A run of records
───
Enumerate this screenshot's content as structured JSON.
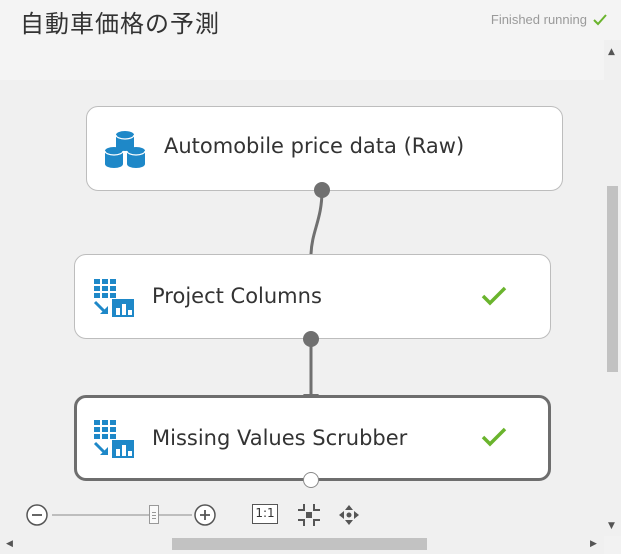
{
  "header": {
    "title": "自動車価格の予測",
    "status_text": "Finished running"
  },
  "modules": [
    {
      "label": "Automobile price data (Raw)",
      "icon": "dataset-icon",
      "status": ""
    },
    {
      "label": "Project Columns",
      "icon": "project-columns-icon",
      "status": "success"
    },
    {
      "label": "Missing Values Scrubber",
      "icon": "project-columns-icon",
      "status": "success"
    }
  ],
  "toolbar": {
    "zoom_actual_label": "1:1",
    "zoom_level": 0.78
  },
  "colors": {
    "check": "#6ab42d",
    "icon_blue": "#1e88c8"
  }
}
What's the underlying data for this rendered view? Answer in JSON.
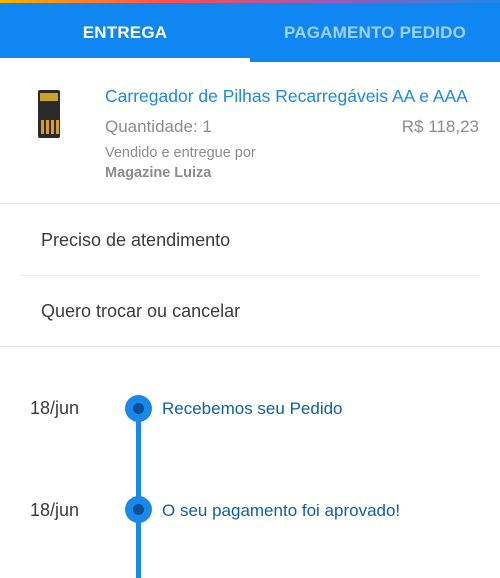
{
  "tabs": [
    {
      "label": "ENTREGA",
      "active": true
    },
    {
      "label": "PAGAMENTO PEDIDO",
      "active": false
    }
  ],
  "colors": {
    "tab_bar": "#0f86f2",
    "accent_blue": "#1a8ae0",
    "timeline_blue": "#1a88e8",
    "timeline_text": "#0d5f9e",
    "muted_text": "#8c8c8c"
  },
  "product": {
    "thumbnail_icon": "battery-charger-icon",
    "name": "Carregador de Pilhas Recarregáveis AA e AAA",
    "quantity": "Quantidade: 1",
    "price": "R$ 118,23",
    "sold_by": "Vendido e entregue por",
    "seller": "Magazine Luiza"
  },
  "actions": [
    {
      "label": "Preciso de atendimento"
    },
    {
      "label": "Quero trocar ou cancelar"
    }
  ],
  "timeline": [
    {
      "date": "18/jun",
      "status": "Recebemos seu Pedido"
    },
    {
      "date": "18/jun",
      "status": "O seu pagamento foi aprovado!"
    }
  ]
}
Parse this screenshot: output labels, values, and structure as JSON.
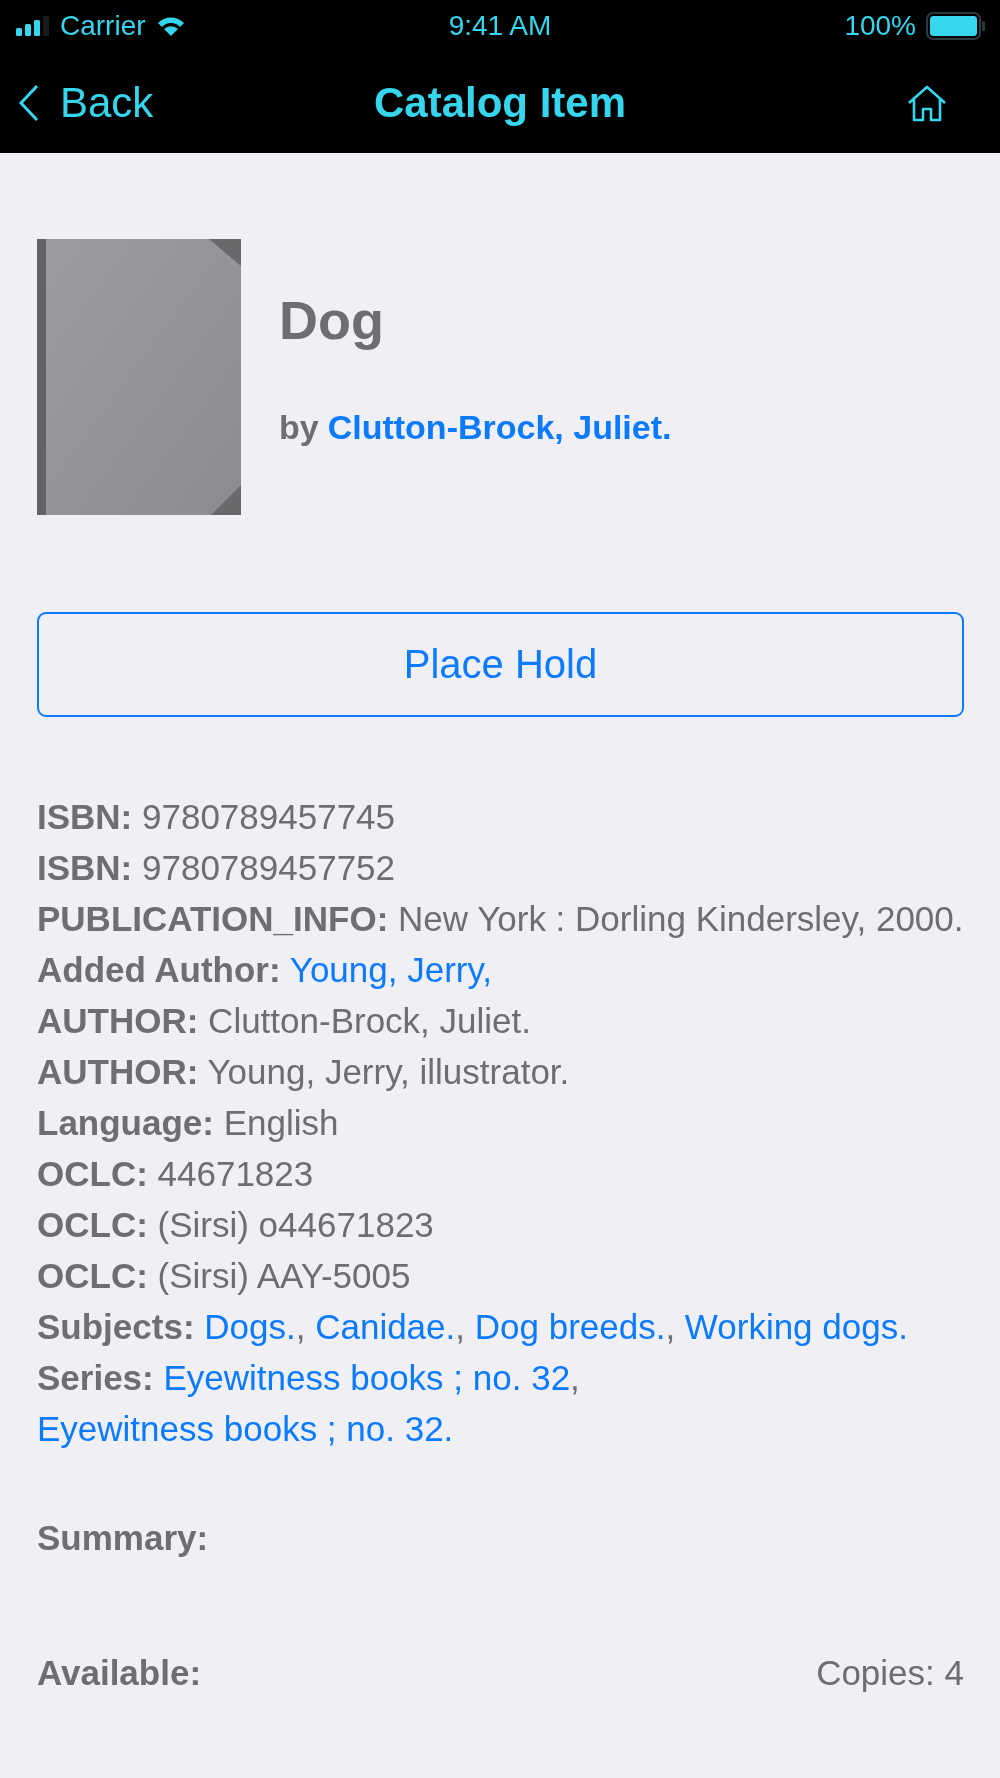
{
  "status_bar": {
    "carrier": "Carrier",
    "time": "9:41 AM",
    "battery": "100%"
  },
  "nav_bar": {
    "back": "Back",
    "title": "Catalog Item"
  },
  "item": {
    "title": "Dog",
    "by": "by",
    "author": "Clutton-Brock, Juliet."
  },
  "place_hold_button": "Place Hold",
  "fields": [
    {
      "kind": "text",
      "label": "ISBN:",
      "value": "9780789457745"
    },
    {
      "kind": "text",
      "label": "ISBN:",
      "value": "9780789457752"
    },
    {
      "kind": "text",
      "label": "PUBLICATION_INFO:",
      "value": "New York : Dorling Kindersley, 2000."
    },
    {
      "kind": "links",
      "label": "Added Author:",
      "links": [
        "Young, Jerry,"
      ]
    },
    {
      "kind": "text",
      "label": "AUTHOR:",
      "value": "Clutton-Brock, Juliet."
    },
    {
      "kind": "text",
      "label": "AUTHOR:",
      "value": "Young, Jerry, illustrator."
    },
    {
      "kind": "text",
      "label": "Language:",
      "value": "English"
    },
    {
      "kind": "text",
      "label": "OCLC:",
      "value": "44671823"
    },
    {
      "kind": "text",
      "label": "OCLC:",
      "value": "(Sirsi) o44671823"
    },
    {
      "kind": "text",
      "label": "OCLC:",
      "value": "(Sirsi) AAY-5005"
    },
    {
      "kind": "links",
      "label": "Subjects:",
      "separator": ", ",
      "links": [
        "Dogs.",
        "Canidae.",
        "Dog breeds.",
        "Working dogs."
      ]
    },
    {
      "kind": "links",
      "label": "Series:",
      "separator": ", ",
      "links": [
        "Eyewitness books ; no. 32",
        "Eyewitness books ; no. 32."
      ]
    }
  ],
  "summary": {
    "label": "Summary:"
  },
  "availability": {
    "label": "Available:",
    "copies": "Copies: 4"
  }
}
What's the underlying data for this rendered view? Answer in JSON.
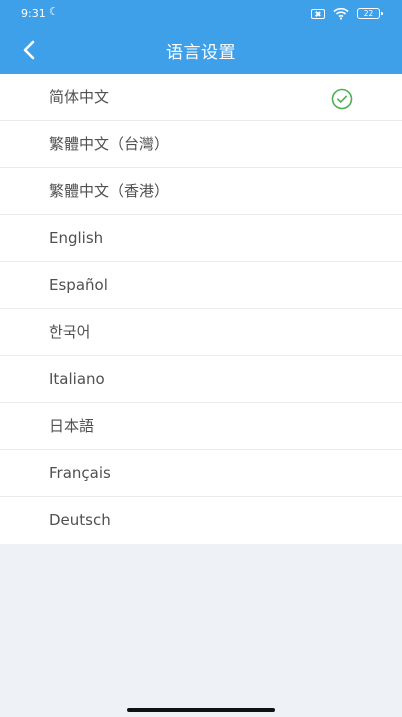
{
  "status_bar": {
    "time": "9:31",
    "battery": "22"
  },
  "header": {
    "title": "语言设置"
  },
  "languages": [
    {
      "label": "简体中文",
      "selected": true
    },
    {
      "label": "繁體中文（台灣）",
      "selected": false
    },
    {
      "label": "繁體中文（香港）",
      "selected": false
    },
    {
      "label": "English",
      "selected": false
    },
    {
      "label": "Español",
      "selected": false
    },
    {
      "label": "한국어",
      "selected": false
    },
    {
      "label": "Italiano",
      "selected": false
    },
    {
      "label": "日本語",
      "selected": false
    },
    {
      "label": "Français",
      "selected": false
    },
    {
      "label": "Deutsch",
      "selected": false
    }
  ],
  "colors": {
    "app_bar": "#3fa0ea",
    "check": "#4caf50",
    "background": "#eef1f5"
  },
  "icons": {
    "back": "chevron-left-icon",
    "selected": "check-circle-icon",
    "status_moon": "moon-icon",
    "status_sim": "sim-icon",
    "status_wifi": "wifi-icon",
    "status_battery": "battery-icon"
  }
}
───
» GOAL: Please list every line of the records that contains "price".

» EXERCISE ANSWER:
      "label": "Automobile price data (Raw)",
    "price": "R$ 118,23",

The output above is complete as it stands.